:: Description of the task ::
Set down the data below in full, exactly as it reads, but without the pictures.

:: Stored data ::
▼▼▼
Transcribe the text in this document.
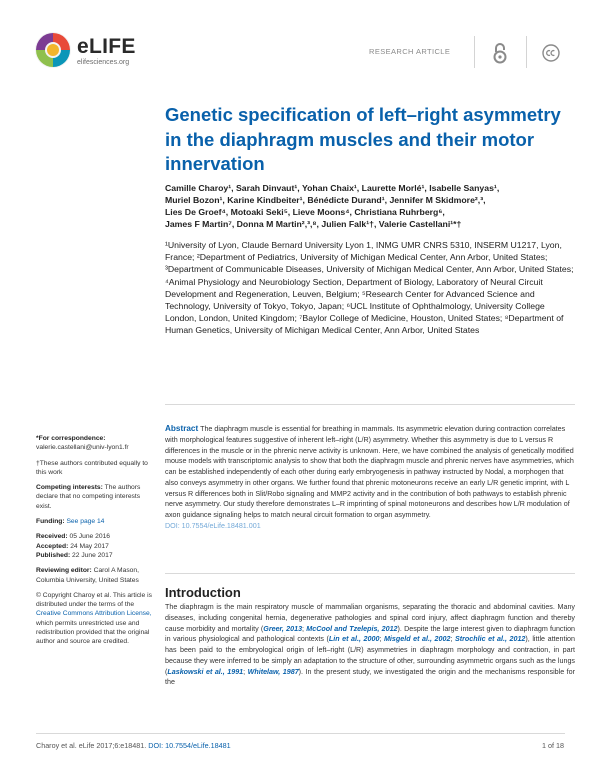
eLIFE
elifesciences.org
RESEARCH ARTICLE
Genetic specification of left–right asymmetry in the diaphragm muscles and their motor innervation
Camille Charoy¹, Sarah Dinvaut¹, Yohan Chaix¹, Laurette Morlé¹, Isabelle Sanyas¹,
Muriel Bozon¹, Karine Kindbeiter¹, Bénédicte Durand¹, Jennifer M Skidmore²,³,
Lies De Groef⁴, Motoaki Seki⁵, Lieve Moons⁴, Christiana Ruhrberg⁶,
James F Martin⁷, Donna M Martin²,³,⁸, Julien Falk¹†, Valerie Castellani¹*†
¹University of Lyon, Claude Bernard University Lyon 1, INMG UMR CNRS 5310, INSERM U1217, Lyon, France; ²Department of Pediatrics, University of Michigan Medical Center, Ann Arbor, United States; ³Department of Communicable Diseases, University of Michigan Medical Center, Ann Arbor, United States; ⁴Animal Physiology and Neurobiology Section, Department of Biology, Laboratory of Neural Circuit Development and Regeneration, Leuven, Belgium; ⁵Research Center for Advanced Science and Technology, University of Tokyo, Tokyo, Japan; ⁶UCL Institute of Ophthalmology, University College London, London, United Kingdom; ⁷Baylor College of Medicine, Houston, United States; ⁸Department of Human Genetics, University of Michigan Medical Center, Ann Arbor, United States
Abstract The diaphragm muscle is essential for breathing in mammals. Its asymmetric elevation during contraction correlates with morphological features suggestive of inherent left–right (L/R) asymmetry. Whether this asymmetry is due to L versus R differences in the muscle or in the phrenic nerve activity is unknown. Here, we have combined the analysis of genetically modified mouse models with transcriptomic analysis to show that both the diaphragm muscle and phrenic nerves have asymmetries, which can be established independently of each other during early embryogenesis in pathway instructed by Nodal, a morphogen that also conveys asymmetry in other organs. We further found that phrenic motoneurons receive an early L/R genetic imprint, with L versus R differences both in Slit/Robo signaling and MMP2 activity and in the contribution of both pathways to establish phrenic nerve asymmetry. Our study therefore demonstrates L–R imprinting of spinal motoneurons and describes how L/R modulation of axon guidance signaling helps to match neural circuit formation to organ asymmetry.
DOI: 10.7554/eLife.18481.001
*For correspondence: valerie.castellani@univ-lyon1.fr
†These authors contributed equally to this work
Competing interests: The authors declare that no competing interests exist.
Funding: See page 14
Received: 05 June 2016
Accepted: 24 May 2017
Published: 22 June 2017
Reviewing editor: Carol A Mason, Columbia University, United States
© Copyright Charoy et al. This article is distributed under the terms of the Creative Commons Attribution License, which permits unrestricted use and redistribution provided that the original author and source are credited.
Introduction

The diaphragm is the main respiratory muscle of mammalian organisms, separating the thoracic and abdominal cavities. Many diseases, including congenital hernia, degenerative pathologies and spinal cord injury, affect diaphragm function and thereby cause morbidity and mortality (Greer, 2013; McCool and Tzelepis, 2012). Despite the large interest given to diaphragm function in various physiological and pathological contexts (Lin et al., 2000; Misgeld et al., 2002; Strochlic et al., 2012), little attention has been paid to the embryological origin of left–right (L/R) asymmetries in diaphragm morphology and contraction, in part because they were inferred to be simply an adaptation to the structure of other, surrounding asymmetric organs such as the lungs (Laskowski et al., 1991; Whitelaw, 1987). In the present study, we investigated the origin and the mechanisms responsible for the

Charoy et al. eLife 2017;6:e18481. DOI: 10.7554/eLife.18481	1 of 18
▲▲▲
:: Solution to this problem ::
Transcribe the text in this document.
eLIFE
elifesciences.org
RESEARCH ARTICLE
Genetic specification of left–right asymmetry in the diaphragm muscles and their motor innervation
Camille Charoy¹, Sarah Dinvaut¹, Yohan Chaix¹, Laurette Morlé¹, Isabelle Sanyas¹,
Muriel Bozon¹, Karine Kindbeiter¹, Bénédicte Durand¹, Jennifer M Skidmore²,³,
Lies De Groef⁴, Motoaki Seki⁵, Lieve Moons⁴, Christiana Ruhrberg⁶,
James F Martin⁷, Donna M Martin²,³,⁸, Julien Falk¹†, Valerie Castellani¹*†
¹University of Lyon, Claude Bernard University Lyon 1, INMG UMR CNRS 5310, INSERM U1217, Lyon, France; ²Department of Pediatrics, University of Michigan Medical Center, Ann Arbor, United States; ³Department of Communicable Diseases, University of Michigan Medical Center, Ann Arbor, United States; ⁴Animal Physiology and Neurobiology Section, Department of Biology, Laboratory of Neural Circuit Development and Regeneration, Leuven, Belgium; ⁵Research Center for Advanced Science and Technology, University of Tokyo, Tokyo, Japan; ⁶UCL Institute of Ophthalmology, University College London, London, United Kingdom; ⁷Baylor College of Medicine, Houston, United States; ⁸Department of Human Genetics, University of Michigan Medical Center, Ann Arbor, United States
Abstract The diaphragm muscle is essential for breathing in mammals. Its asymmetric elevation during contraction correlates with morphological features suggestive of inherent left–right (L/R) asymmetry. Whether this asymmetry is due to L versus R differences in the muscle or in the phrenic nerve activity is unknown. Here, we have combined the analysis of genetically modified mouse models with transcriptomic analysis to show that both the diaphragm muscle and phrenic nerves have asymmetries, which can be established independently of each other during early embryogenesis in pathway instructed by Nodal, a morphogen that also conveys asymmetry in other organs. We further found that phrenic motoneurons receive an early L/R genetic imprint, with L versus R differences both in Slit/Robo signaling and MMP2 activity and in the contribution of both pathways to establish phrenic nerve asymmetry. Our study therefore demonstrates L–R imprinting of spinal motoneurons and describes how L/R modulation of axon guidance signaling helps to match neural circuit formation to organ asymmetry.
DOI: 10.7554/eLife.18481.001
*For correspondence: valerie.castellani@univ-lyon1.fr
†These authors contributed equally to this work
Competing interests: The authors declare that no competing interests exist.
Funding: See page 14
Received: 05 June 2016
Accepted: 24 May 2017
Published: 22 June 2017
Reviewing editor: Carol A Mason, Columbia University, United States
© Copyright Charoy et al. This article is distributed under the terms of the Creative Commons Attribution License, which permits unrestricted use and redistribution provided that the original author and source are credited.
Introduction

The diaphragm is the main respiratory muscle of mammalian organisms, separating the thoracic and abdominal cavities. Many diseases, including congenital hernia, degenerative pathologies and spinal cord injury, affect diaphragm function and thereby cause morbidity and mortality (Greer, 2013; McCool and Tzelepis, 2012). Despite the large interest given to diaphragm function in various physiological and pathological contexts (Lin et al., 2000; Misgeld et al., 2002; Strochlic et al., 2012), little attention has been paid to the embryological origin of left–right (L/R) asymmetries in diaphragm morphology and contraction, in part because they were inferred to be simply an adaptation to the structure of other, surrounding asymmetric organs such as the lungs (Laskowski et al., 1991; Whitelaw, 1987). In the present study, we investigated the origin and the mechanisms responsible for the

Charoy et al. eLife 2017;6:e18481. DOI: 10.7554/eLife.18481	1 of 18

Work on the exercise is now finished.